## WORK TO COMPLETE
Track down the lines that contain "within" and copy them.

[start MATERIAL FOR THIS EXERCISE]

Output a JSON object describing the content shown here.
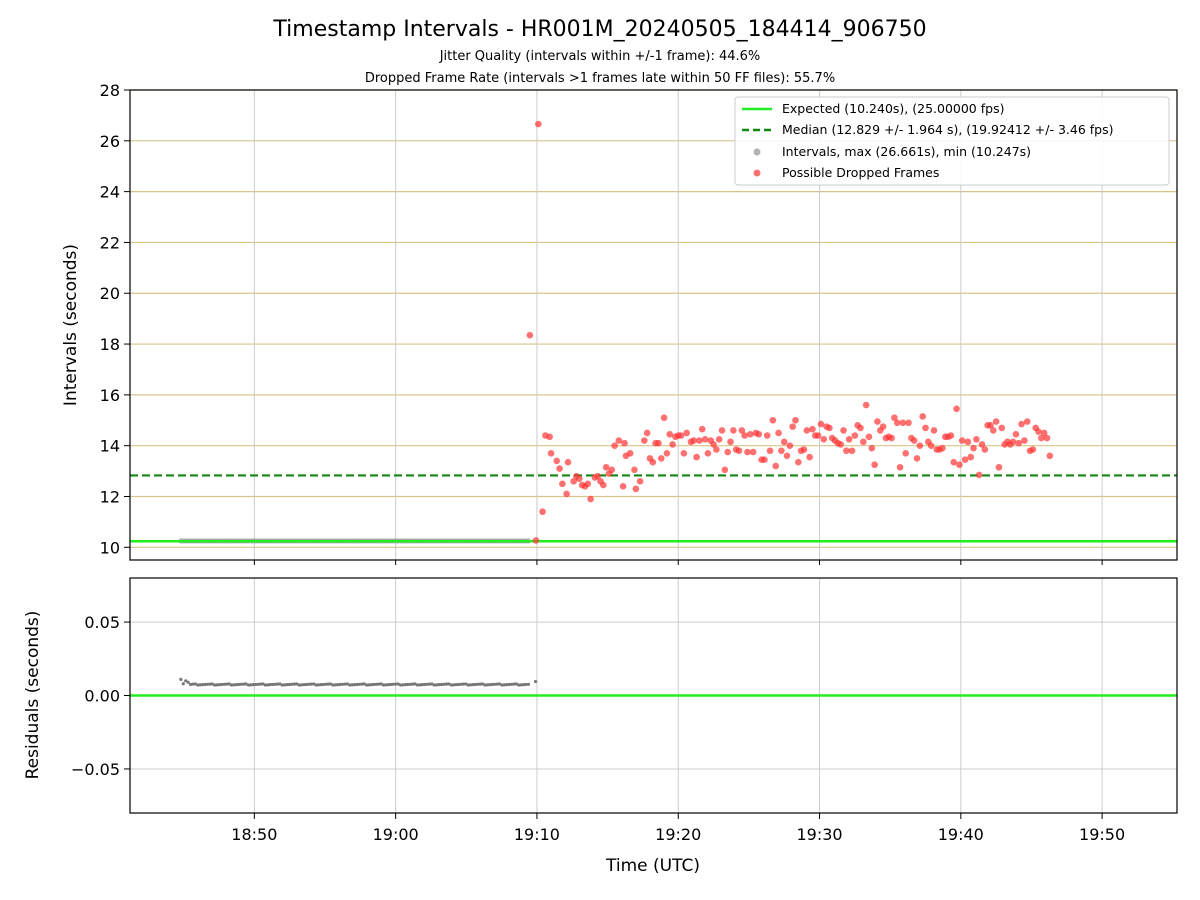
{
  "figure": {
    "title": "Timestamp Intervals - HR001M_20240505_184414_906750",
    "subtitle1": "Jitter Quality (intervals within +/-1 frame): 44.6%",
    "subtitle2": "Dropped Frame Rate (intervals >1 frames late within 50 FF files): 55.7%"
  },
  "chart_data": [
    {
      "type": "scatter",
      "ylabel": "Intervals (seconds)",
      "xlim": [
        "18:41:12",
        "19:55:18"
      ],
      "ylim": [
        9.5,
        28
      ],
      "yticks": [
        10,
        12,
        14,
        16,
        18,
        20,
        22,
        24,
        26,
        28
      ],
      "grid": true,
      "legend_position": "top-right",
      "colors": {
        "expected": "#22ee22",
        "median": "#118811",
        "intervals": "#999999",
        "dropped": "#ff3333",
        "hgrid": "#d8c48a",
        "vgrid": "#cccccc"
      },
      "lines": {
        "expected": {
          "label": "Expected (10.240s), (25.00000 fps)",
          "y": 10.24
        },
        "median": {
          "label": "Median (12.829 +/- 1.964 s), (19.92412 +/- 3.46 fps)",
          "y": 12.829
        }
      },
      "series": [
        {
          "name": "Intervals, max (26.661s), min (10.247s)",
          "y_value": 10.25,
          "x_start": "18:44:48",
          "x_end": "19:09:24",
          "step_seconds": 10.25
        },
        {
          "name": "Possible Dropped Frames",
          "points": [
            [
              "19:09:30",
              18.35
            ],
            [
              "19:09:56",
              10.27
            ],
            [
              "19:10:06",
              26.66
            ],
            [
              "19:10:24",
              11.4
            ],
            [
              "19:10:36",
              14.4
            ],
            [
              "19:10:54",
              14.35
            ],
            [
              "19:11:00",
              13.7
            ],
            [
              "19:11:24",
              13.4
            ],
            [
              "19:11:36",
              13.1
            ],
            [
              "19:11:48",
              12.5
            ],
            [
              "19:12:06",
              12.1
            ],
            [
              "19:12:12",
              13.35
            ],
            [
              "19:12:36",
              12.6
            ],
            [
              "19:12:48",
              12.8
            ],
            [
              "19:13:00",
              12.7
            ],
            [
              "19:13:12",
              12.45
            ],
            [
              "19:13:24",
              12.4
            ],
            [
              "19:13:36",
              12.5
            ],
            [
              "19:13:48",
              11.9
            ],
            [
              "19:14:06",
              12.75
            ],
            [
              "19:14:18",
              12.8
            ],
            [
              "19:14:30",
              12.6
            ],
            [
              "19:14:42",
              12.45
            ],
            [
              "19:14:54",
              13.15
            ],
            [
              "19:15:06",
              12.9
            ],
            [
              "19:15:18",
              13.05
            ],
            [
              "19:15:30",
              14.0
            ],
            [
              "19:15:48",
              14.2
            ],
            [
              "19:16:06",
              12.4
            ],
            [
              "19:16:12",
              14.1
            ],
            [
              "19:16:18",
              13.6
            ],
            [
              "19:16:36",
              13.7
            ],
            [
              "19:16:54",
              13.05
            ],
            [
              "19:17:00",
              12.3
            ],
            [
              "19:17:18",
              12.6
            ],
            [
              "19:17:36",
              14.2
            ],
            [
              "19:17:48",
              14.5
            ],
            [
              "19:18:00",
              13.5
            ],
            [
              "19:18:12",
              13.35
            ],
            [
              "19:18:24",
              14.1
            ],
            [
              "19:18:36",
              14.1
            ],
            [
              "19:18:48",
              13.5
            ],
            [
              "19:19:00",
              15.1
            ],
            [
              "19:19:12",
              13.7
            ],
            [
              "19:19:24",
              14.45
            ],
            [
              "19:19:36",
              14.05
            ],
            [
              "19:19:48",
              14.35
            ],
            [
              "19:20:00",
              14.4
            ],
            [
              "19:20:12",
              14.4
            ],
            [
              "19:20:24",
              13.7
            ],
            [
              "19:20:36",
              14.5
            ],
            [
              "19:20:54",
              14.15
            ],
            [
              "19:21:06",
              14.2
            ],
            [
              "19:21:18",
              13.55
            ],
            [
              "19:21:30",
              14.2
            ],
            [
              "19:21:42",
              14.65
            ],
            [
              "19:21:54",
              14.25
            ],
            [
              "19:22:06",
              13.7
            ],
            [
              "19:22:18",
              14.2
            ],
            [
              "19:22:30",
              14.05
            ],
            [
              "19:22:42",
              13.85
            ],
            [
              "19:22:54",
              14.25
            ],
            [
              "19:23:06",
              14.6
            ],
            [
              "19:23:18",
              13.05
            ],
            [
              "19:23:30",
              13.75
            ],
            [
              "19:23:42",
              14.15
            ],
            [
              "19:23:54",
              14.6
            ],
            [
              "19:24:06",
              13.85
            ],
            [
              "19:24:18",
              13.8
            ],
            [
              "19:24:30",
              14.6
            ],
            [
              "19:24:42",
              14.4
            ],
            [
              "19:24:54",
              13.75
            ],
            [
              "19:25:06",
              14.45
            ],
            [
              "19:25:18",
              13.75
            ],
            [
              "19:25:30",
              14.5
            ],
            [
              "19:25:42",
              14.45
            ],
            [
              "19:25:54",
              13.45
            ],
            [
              "19:26:06",
              13.45
            ],
            [
              "19:26:18",
              14.4
            ],
            [
              "19:26:30",
              13.8
            ],
            [
              "19:26:42",
              15.0
            ],
            [
              "19:26:54",
              13.2
            ],
            [
              "19:27:06",
              14.5
            ],
            [
              "19:27:18",
              13.8
            ],
            [
              "19:27:30",
              14.15
            ],
            [
              "19:27:42",
              13.6
            ],
            [
              "19:27:54",
              14.0
            ],
            [
              "19:28:06",
              14.75
            ],
            [
              "19:28:18",
              15.0
            ],
            [
              "19:28:30",
              13.35
            ],
            [
              "19:28:42",
              13.8
            ],
            [
              "19:28:54",
              13.85
            ],
            [
              "19:29:06",
              14.6
            ],
            [
              "19:29:18",
              13.55
            ],
            [
              "19:29:30",
              14.65
            ],
            [
              "19:29:42",
              14.4
            ],
            [
              "19:29:54",
              14.4
            ],
            [
              "19:30:06",
              14.85
            ],
            [
              "19:30:18",
              14.25
            ],
            [
              "19:30:30",
              14.75
            ],
            [
              "19:30:42",
              14.7
            ],
            [
              "19:30:54",
              14.3
            ],
            [
              "19:31:06",
              14.2
            ],
            [
              "19:31:18",
              14.1
            ],
            [
              "19:31:30",
              14.05
            ],
            [
              "19:31:42",
              14.6
            ],
            [
              "19:31:54",
              13.8
            ],
            [
              "19:32:06",
              14.25
            ],
            [
              "19:32:18",
              13.8
            ],
            [
              "19:32:30",
              14.4
            ],
            [
              "19:32:42",
              14.8
            ],
            [
              "19:32:54",
              14.7
            ],
            [
              "19:33:06",
              14.15
            ],
            [
              "19:33:18",
              15.6
            ],
            [
              "19:33:30",
              14.35
            ],
            [
              "19:33:42",
              13.9
            ],
            [
              "19:33:54",
              13.25
            ],
            [
              "19:34:06",
              14.95
            ],
            [
              "19:34:18",
              14.6
            ],
            [
              "19:34:30",
              14.75
            ],
            [
              "19:34:42",
              14.3
            ],
            [
              "19:34:54",
              14.35
            ],
            [
              "19:35:06",
              14.3
            ],
            [
              "19:35:18",
              15.1
            ],
            [
              "19:35:30",
              14.9
            ],
            [
              "19:35:42",
              13.15
            ],
            [
              "19:35:54",
              14.9
            ],
            [
              "19:36:06",
              13.7
            ],
            [
              "19:36:18",
              14.9
            ],
            [
              "19:36:30",
              14.3
            ],
            [
              "19:36:42",
              14.2
            ],
            [
              "19:36:54",
              13.5
            ],
            [
              "19:37:06",
              14.0
            ],
            [
              "19:37:18",
              15.15
            ],
            [
              "19:37:30",
              14.7
            ],
            [
              "19:37:42",
              14.15
            ],
            [
              "19:37:54",
              14.0
            ],
            [
              "19:38:06",
              14.6
            ],
            [
              "19:38:18",
              13.85
            ],
            [
              "19:38:30",
              13.85
            ],
            [
              "19:38:42",
              13.9
            ],
            [
              "19:38:54",
              14.35
            ],
            [
              "19:39:06",
              14.35
            ],
            [
              "19:39:18",
              14.4
            ],
            [
              "19:39:30",
              13.35
            ],
            [
              "19:39:42",
              15.45
            ],
            [
              "19:39:54",
              13.25
            ],
            [
              "19:40:06",
              14.2
            ],
            [
              "19:40:18",
              13.45
            ],
            [
              "19:40:30",
              14.15
            ],
            [
              "19:40:42",
              13.55
            ],
            [
              "19:40:54",
              13.9
            ],
            [
              "19:41:06",
              14.25
            ],
            [
              "19:41:18",
              12.85
            ],
            [
              "19:41:30",
              14.05
            ],
            [
              "19:41:42",
              13.85
            ],
            [
              "19:41:54",
              14.8
            ],
            [
              "19:42:06",
              14.8
            ],
            [
              "19:42:18",
              14.6
            ],
            [
              "19:42:30",
              14.95
            ],
            [
              "19:42:42",
              13.15
            ],
            [
              "19:42:54",
              14.7
            ],
            [
              "19:43:06",
              14.05
            ],
            [
              "19:43:18",
              14.15
            ],
            [
              "19:43:30",
              14.05
            ],
            [
              "19:43:42",
              14.15
            ],
            [
              "19:43:54",
              14.45
            ],
            [
              "19:44:06",
              14.1
            ],
            [
              "19:44:18",
              14.85
            ],
            [
              "19:44:30",
              14.2
            ],
            [
              "19:44:42",
              14.95
            ],
            [
              "19:44:54",
              13.8
            ],
            [
              "19:45:06",
              13.85
            ],
            [
              "19:45:18",
              14.7
            ],
            [
              "19:45:30",
              14.55
            ],
            [
              "19:45:42",
              14.3
            ],
            [
              "19:45:54",
              14.5
            ],
            [
              "19:46:06",
              14.3
            ],
            [
              "19:46:18",
              13.6
            ]
          ]
        }
      ]
    },
    {
      "type": "scatter",
      "ylabel": "Residuals (seconds)",
      "xlabel": "Time (UTC)",
      "xlim": [
        "18:41:12",
        "19:55:18"
      ],
      "ylim": [
        -0.08,
        0.08
      ],
      "yticks": [
        -0.05,
        0.0,
        0.05
      ],
      "ytick_labels": [
        "−0.05",
        "0.00",
        "0.05"
      ],
      "xticks": [
        "18:50",
        "19:00",
        "19:10",
        "19:20",
        "19:30",
        "19:40",
        "19:50"
      ],
      "grid": true,
      "zero_line_y": 0.0,
      "series": [
        {
          "name": "residuals",
          "x_start": "18:44:48",
          "x_end": "19:09:24",
          "step_seconds": 10.25,
          "typical_value": 0.0075,
          "first_values": [
            0.011,
            0.008,
            0.01,
            0.009,
            0.0075
          ],
          "last_point": [
            "19:09:54",
            0.0095
          ]
        }
      ]
    }
  ]
}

[end MATERIAL FOR THIS EXERCISE]

## FINISHED EXERCISE
    "subtitle1": "Jitter Quality (intervals within +/-1 frame): 44.6%",
    "subtitle2": "Dropped Frame Rate (intervals >1 frames late within 50 FF files): 55.7%"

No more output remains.